[Element-and-box listings]
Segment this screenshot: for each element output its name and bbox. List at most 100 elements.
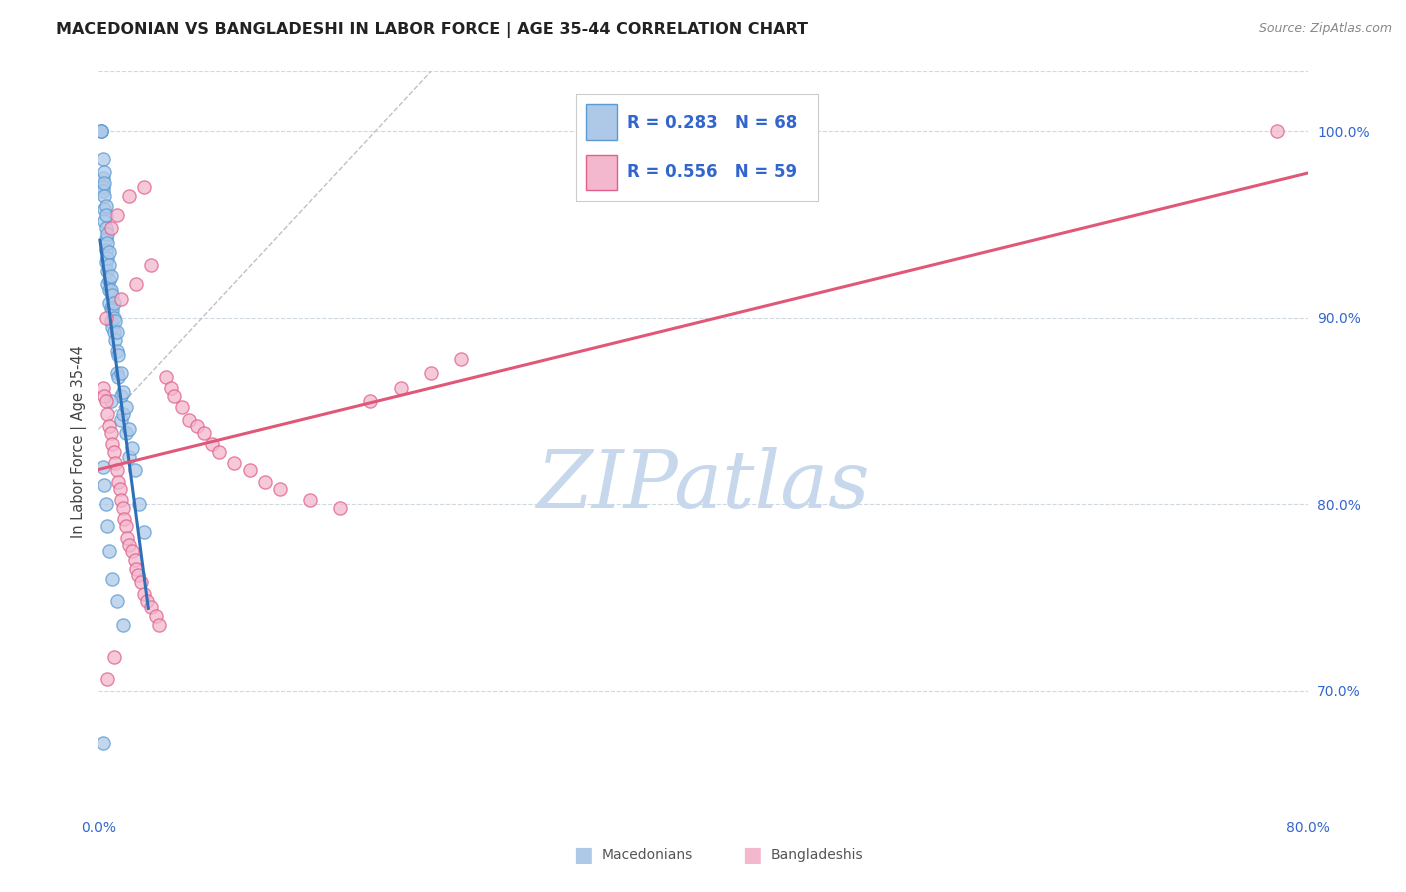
Point <box>96 264 118 278</box>
Point <box>118 189 141 203</box>
Point <box>420 367 443 381</box>
Point <box>114 400 136 414</box>
Point <box>98 283 121 297</box>
Point <box>105 463 128 477</box>
Point <box>105 208 128 222</box>
Point <box>94 254 117 268</box>
Point <box>98 258 121 272</box>
Point <box>105 344 128 359</box>
Point <box>111 618 134 632</box>
Point <box>129 575 152 590</box>
Point <box>132 586 155 600</box>
Point <box>104 314 127 328</box>
Point <box>93 176 115 190</box>
Point <box>93 478 115 492</box>
Point <box>111 500 134 515</box>
Text: ■: ■ <box>742 845 762 864</box>
Point <box>132 180 155 194</box>
Point <box>118 538 141 552</box>
Point <box>96 251 118 265</box>
Point <box>90 124 112 138</box>
Point <box>101 303 124 318</box>
Point <box>121 543 143 558</box>
Point <box>132 524 155 539</box>
Point <box>105 326 128 340</box>
Point <box>170 400 193 414</box>
Point <box>112 512 135 526</box>
Point <box>114 519 136 533</box>
Point <box>114 426 136 441</box>
Point <box>91 184 114 198</box>
Point <box>208 444 231 458</box>
Point <box>91 736 114 750</box>
Point <box>121 441 143 455</box>
Point <box>118 422 141 436</box>
Point <box>224 456 246 470</box>
Point <box>100 221 122 235</box>
Point <box>91 152 114 166</box>
Point <box>96 673 118 687</box>
Point <box>94 310 117 325</box>
Point <box>91 170 114 185</box>
Point <box>107 370 129 384</box>
Point <box>100 394 122 409</box>
Point <box>103 310 125 325</box>
Text: Source: ZipAtlas.com: Source: ZipAtlas.com <box>1258 22 1392 36</box>
Point <box>105 594 128 608</box>
Point <box>127 567 149 582</box>
Point <box>201 437 224 451</box>
Point <box>186 418 208 433</box>
Point <box>193 426 215 441</box>
Point <box>269 482 291 496</box>
Point <box>101 437 124 451</box>
Point <box>100 314 122 328</box>
Point <box>103 649 125 664</box>
Point <box>110 367 132 381</box>
Point <box>104 333 127 347</box>
Point <box>94 208 117 222</box>
Point <box>111 408 134 422</box>
Point <box>94 232 117 246</box>
Point <box>239 463 262 477</box>
Point <box>98 295 121 310</box>
Point <box>90 124 112 138</box>
Text: Macedonians: Macedonians <box>602 847 693 862</box>
Point <box>105 367 128 381</box>
Point <box>145 608 167 623</box>
Point <box>155 370 177 384</box>
Point <box>101 572 124 586</box>
Point <box>93 213 115 227</box>
Point <box>94 221 117 235</box>
Point <box>96 408 118 422</box>
Point <box>96 277 118 291</box>
Point <box>98 245 121 260</box>
Point <box>103 295 125 310</box>
Point <box>96 235 118 250</box>
Point <box>100 269 122 284</box>
Point <box>98 543 121 558</box>
Point <box>125 562 148 576</box>
Point <box>94 244 117 258</box>
Point <box>104 456 127 470</box>
Point <box>93 202 115 217</box>
Point <box>1267 124 1289 138</box>
Point <box>160 381 183 395</box>
Point <box>110 413 132 427</box>
Point <box>329 500 352 515</box>
Text: MACEDONIAN VS BANGLADESHI IN LABOR FORCE | AGE 35-44 CORRELATION CHART: MACEDONIAN VS BANGLADESHI IN LABOR FORCE… <box>56 22 808 38</box>
Point <box>118 450 141 465</box>
Point <box>124 553 146 567</box>
Point <box>110 292 132 306</box>
Point <box>100 283 122 297</box>
Point <box>124 463 146 477</box>
Point <box>128 497 150 511</box>
Point <box>101 288 124 302</box>
Y-axis label: In Labor Force | Age 35-44: In Labor Force | Age 35-44 <box>72 345 87 538</box>
Point <box>93 165 115 179</box>
Point <box>91 381 114 395</box>
Point <box>96 227 118 241</box>
Point <box>93 189 115 203</box>
Point <box>111 385 134 400</box>
Point <box>101 319 124 334</box>
Text: ZIPatlas: ZIPatlas <box>536 447 870 524</box>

> [YOUR INSTRUCTIONS] Format the stretch of the material from the line containing "Point <box>96 264 118 278</box>" through the line containing "Point <box>269 482 291 496</box>" as a Markdown table with the columns "Row" and "Entry". Give each line its row number, and omit any blank lines.

> [OUTPUT]
| Row | Entry |
|---|---|
| 1 | Point <box>96 264 118 278</box> |
| 2 | Point <box>118 189 141 203</box> |
| 3 | Point <box>420 367 443 381</box> |
| 4 | Point <box>114 400 136 414</box> |
| 5 | Point <box>98 283 121 297</box> |
| 6 | Point <box>105 463 128 477</box> |
| 7 | Point <box>105 208 128 222</box> |
| 8 | Point <box>94 254 117 268</box> |
| 9 | Point <box>98 258 121 272</box> |
| 10 | Point <box>105 344 128 359</box> |
| 11 | Point <box>111 618 134 632</box> |
| 12 | Point <box>129 575 152 590</box> |
| 13 | Point <box>132 586 155 600</box> |
| 14 | Point <box>104 314 127 328</box> |
| 15 | Point <box>93 176 115 190</box> |
| 16 | Point <box>93 478 115 492</box> |
| 17 | Point <box>111 500 134 515</box> |
| 18 | Text: ■: ■ <box>742 845 762 864</box> |
| 19 | Point <box>132 180 155 194</box> |
| 20 | Point <box>118 538 141 552</box> |
| 21 | Point <box>96 251 118 265</box> |
| 22 | Point <box>90 124 112 138</box> |
| 23 | Point <box>101 303 124 318</box> |
| 24 | Point <box>121 543 143 558</box> |
| 25 | Point <box>132 524 155 539</box> |
| 26 | Point <box>105 326 128 340</box> |
| 27 | Point <box>170 400 193 414</box> |
| 28 | Point <box>112 512 135 526</box> |
| 29 | Point <box>114 519 136 533</box> |
| 30 | Point <box>114 426 136 441</box> |
| 31 | Point <box>91 184 114 198</box> |
| 32 | Point <box>208 444 231 458</box> |
| 33 | Point <box>91 736 114 750</box> |
| 34 | Point <box>121 441 143 455</box> |
| 35 | Point <box>118 422 141 436</box> |
| 36 | Point <box>224 456 246 470</box> |
| 37 | Point <box>100 221 122 235</box> |
| 38 | Point <box>91 152 114 166</box> |
| 39 | Point <box>96 673 118 687</box> |
| 40 | Point <box>94 310 117 325</box> |
| 41 | Point <box>91 170 114 185</box> |
| 42 | Point <box>107 370 129 384</box> |
| 43 | Point <box>100 394 122 409</box> |
| 44 | Point <box>103 310 125 325</box> |
| 45 | Text: Source: ZipAtlas.com: Source: ZipAtlas.com <box>1258 22 1392 36</box> |
| 46 | Point <box>105 594 128 608</box> |
| 47 | Point <box>127 567 149 582</box> |
| 48 | Point <box>201 437 224 451</box> |
| 49 | Point <box>186 418 208 433</box> |
| 50 | Point <box>193 426 215 441</box> |
| 51 | Point <box>269 482 291 496</box> |